↓↓↓

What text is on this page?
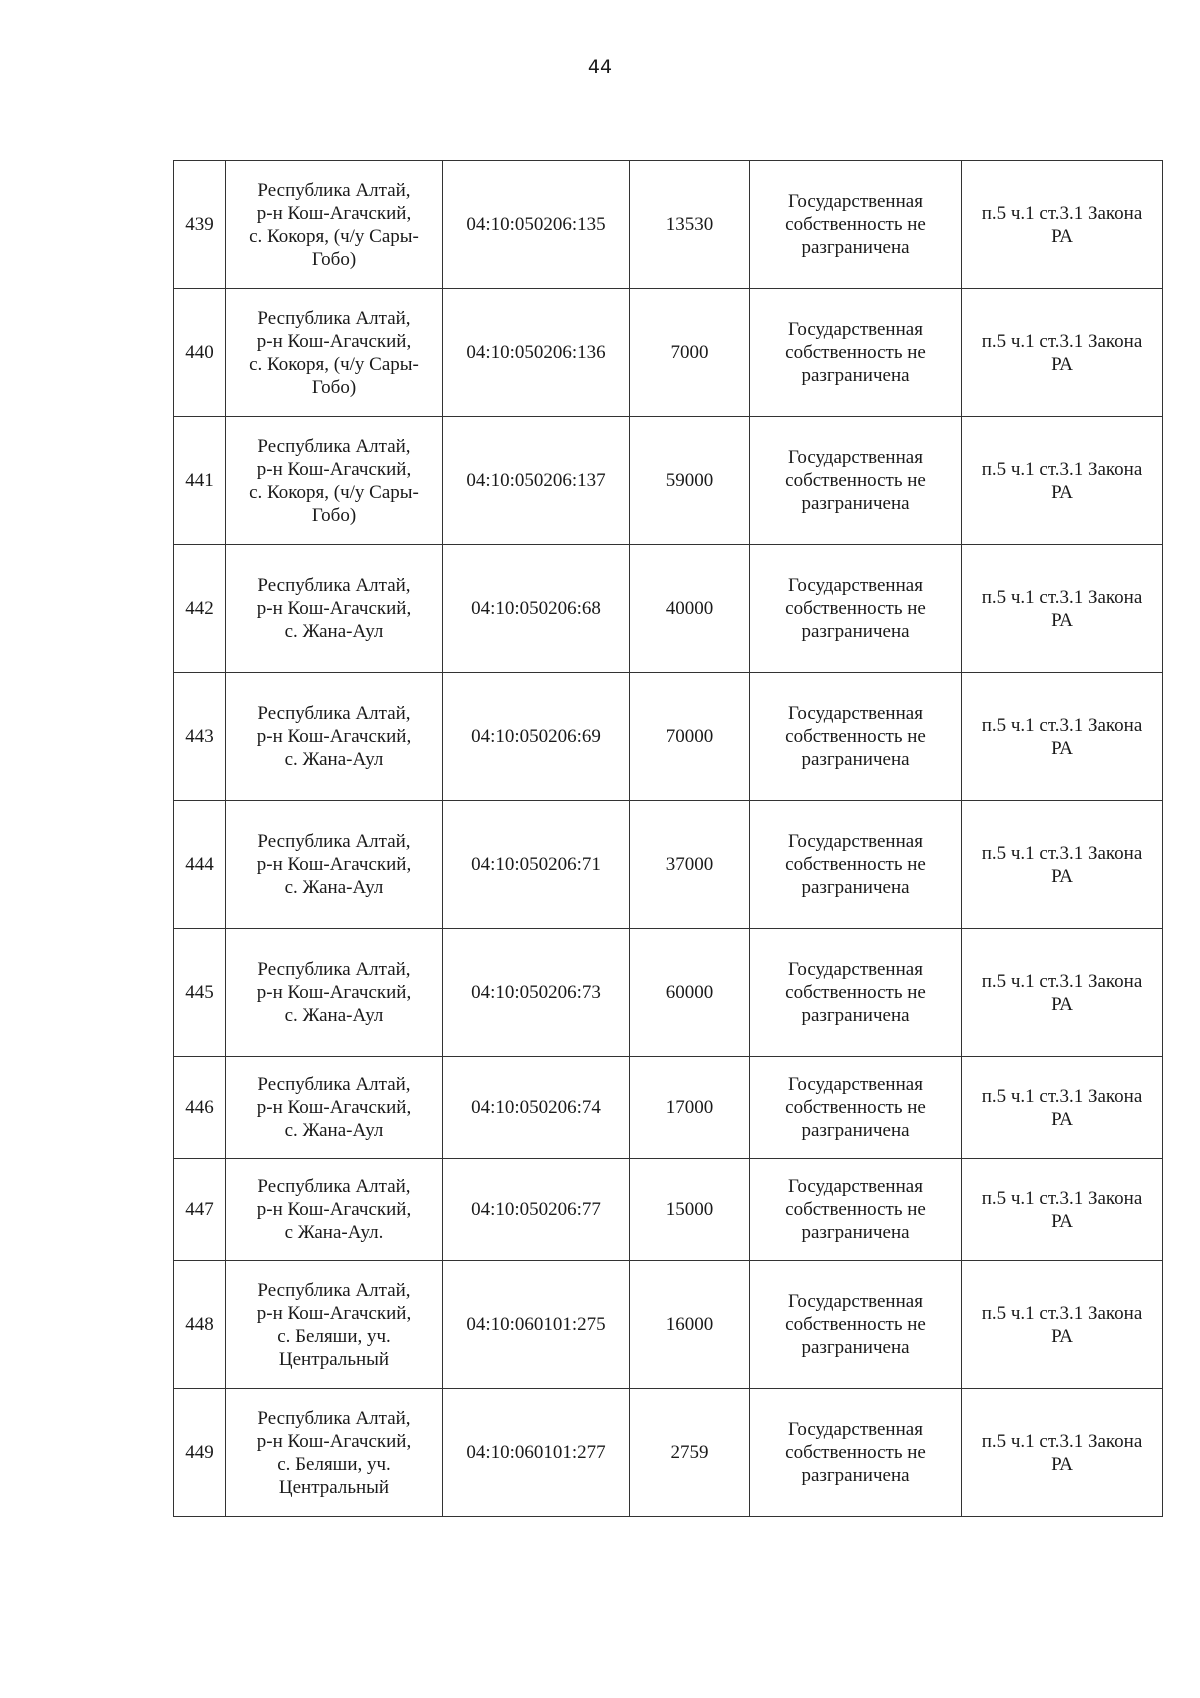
44
439	Республика Алтай,
р-н Кош-Агачский,
с. Кокоря, (ч/у Сары-
Гобо)	04:10:050206:135	13530	Государственная
собственность не
разграничена	п.5 ч.1 ст.3.1 Закона
РА
440	Республика Алтай,
р-н Кош-Агачский,
с. Кокоря, (ч/у Сары-
Гобо)	04:10:050206:136	7000	Государственная
собственность не
разграничена	п.5 ч.1 ст.3.1 Закона
РА
441	Республика Алтай,
р-н Кош-Агачский,
с. Кокоря, (ч/у Сары-
Гобо)	04:10:050206:137	59000	Государственная
собственность не
разграничена	п.5 ч.1 ст.3.1 Закона
РА
442	Республика Алтай,
р-н Кош-Агачский,
с. Жана-Аул	04:10:050206:68	40000	Государственная
собственность не
разграничена	п.5 ч.1 ст.3.1 Закона
РА
443	Республика Алтай,
р-н Кош-Агачский,
с. Жана-Аул	04:10:050206:69	70000	Государственная
собственность не
разграничена	п.5 ч.1 ст.3.1 Закона
РА
444	Республика Алтай,
р-н Кош-Агачский,
с. Жана-Аул	04:10:050206:71	37000	Государственная
собственность не
разграничена	п.5 ч.1 ст.3.1 Закона
РА
445	Республика Алтай,
р-н Кош-Агачский,
с. Жана-Аул	04:10:050206:73	60000	Государственная
собственность не
разграничена	п.5 ч.1 ст.3.1 Закона
РА
446	Республика Алтай,
р-н Кош-Агачский,
с. Жана-Аул	04:10:050206:74	17000	Государственная
собственность не
разграничена	п.5 ч.1 ст.3.1 Закона
РА
447	Республика Алтай,
р-н Кош-Агачский,
с Жана-Аул.	04:10:050206:77	15000	Государственная
собственность не
разграничена	п.5 ч.1 ст.3.1 Закона
РА
448	Республика Алтай,
р-н Кош-Агачский,
с. Беляши, уч.
Центральный	04:10:060101:275	16000	Государственная
собственность не
разграничена	п.5 ч.1 ст.3.1 Закона
РА
449	Республика Алтай,
р-н Кош-Агачский,
с. Беляши, уч.
Центральный	04:10:060101:277	2759	Государственная
собственность не
разграничена	п.5 ч.1 ст.3.1 Закона
РА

↑↑↑

> [To be done]:
Give back the entries verbatim. Do not include any picture.

> [Output]:
What text is on this page?
44
439	Республика Алтай,
р-н Кош-Агачский,
с. Кокоря, (ч/у Сары-
Гобо)	04:10:050206:135	13530	Государственная
собственность не
разграничена	п.5 ч.1 ст.3.1 Закона
РА
440	Республика Алтай,
р-н Кош-Агачский,
с. Кокоря, (ч/у Сары-
Гобо)	04:10:050206:136	7000	Государственная
собственность не
разграничена	п.5 ч.1 ст.3.1 Закона
РА
441	Республика Алтай,
р-н Кош-Агачский,
с. Кокоря, (ч/у Сары-
Гобо)	04:10:050206:137	59000	Государственная
собственность не
разграничена	п.5 ч.1 ст.3.1 Закона
РА
442	Республика Алтай,
р-н Кош-Агачский,
с. Жана-Аул	04:10:050206:68	40000	Государственная
собственность не
разграничена	п.5 ч.1 ст.3.1 Закона
РА
443	Республика Алтай,
р-н Кош-Агачский,
с. Жана-Аул	04:10:050206:69	70000	Государственная
собственность не
разграничена	п.5 ч.1 ст.3.1 Закона
РА
444	Республика Алтай,
р-н Кош-Агачский,
с. Жана-Аул	04:10:050206:71	37000	Государственная
собственность не
разграничена	п.5 ч.1 ст.3.1 Закона
РА
445	Республика Алтай,
р-н Кош-Агачский,
с. Жана-Аул	04:10:050206:73	60000	Государственная
собственность не
разграничена	п.5 ч.1 ст.3.1 Закона
РА
446	Республика Алтай,
р-н Кош-Агачский,
с. Жана-Аул	04:10:050206:74	17000	Государственная
собственность не
разграничена	п.5 ч.1 ст.3.1 Закона
РА
447	Республика Алтай,
р-н Кош-Агачский,
с Жана-Аул.	04:10:050206:77	15000	Государственная
собственность не
разграничена	п.5 ч.1 ст.3.1 Закона
РА
448	Республика Алтай,
р-н Кош-Агачский,
с. Беляши, уч.
Центральный	04:10:060101:275	16000	Государственная
собственность не
разграничена	п.5 ч.1 ст.3.1 Закона
РА
449	Республика Алтай,
р-н Кош-Агачский,
с. Беляши, уч.
Центральный	04:10:060101:277	2759	Государственная
собственность не
разграничена	п.5 ч.1 ст.3.1 Закона
РА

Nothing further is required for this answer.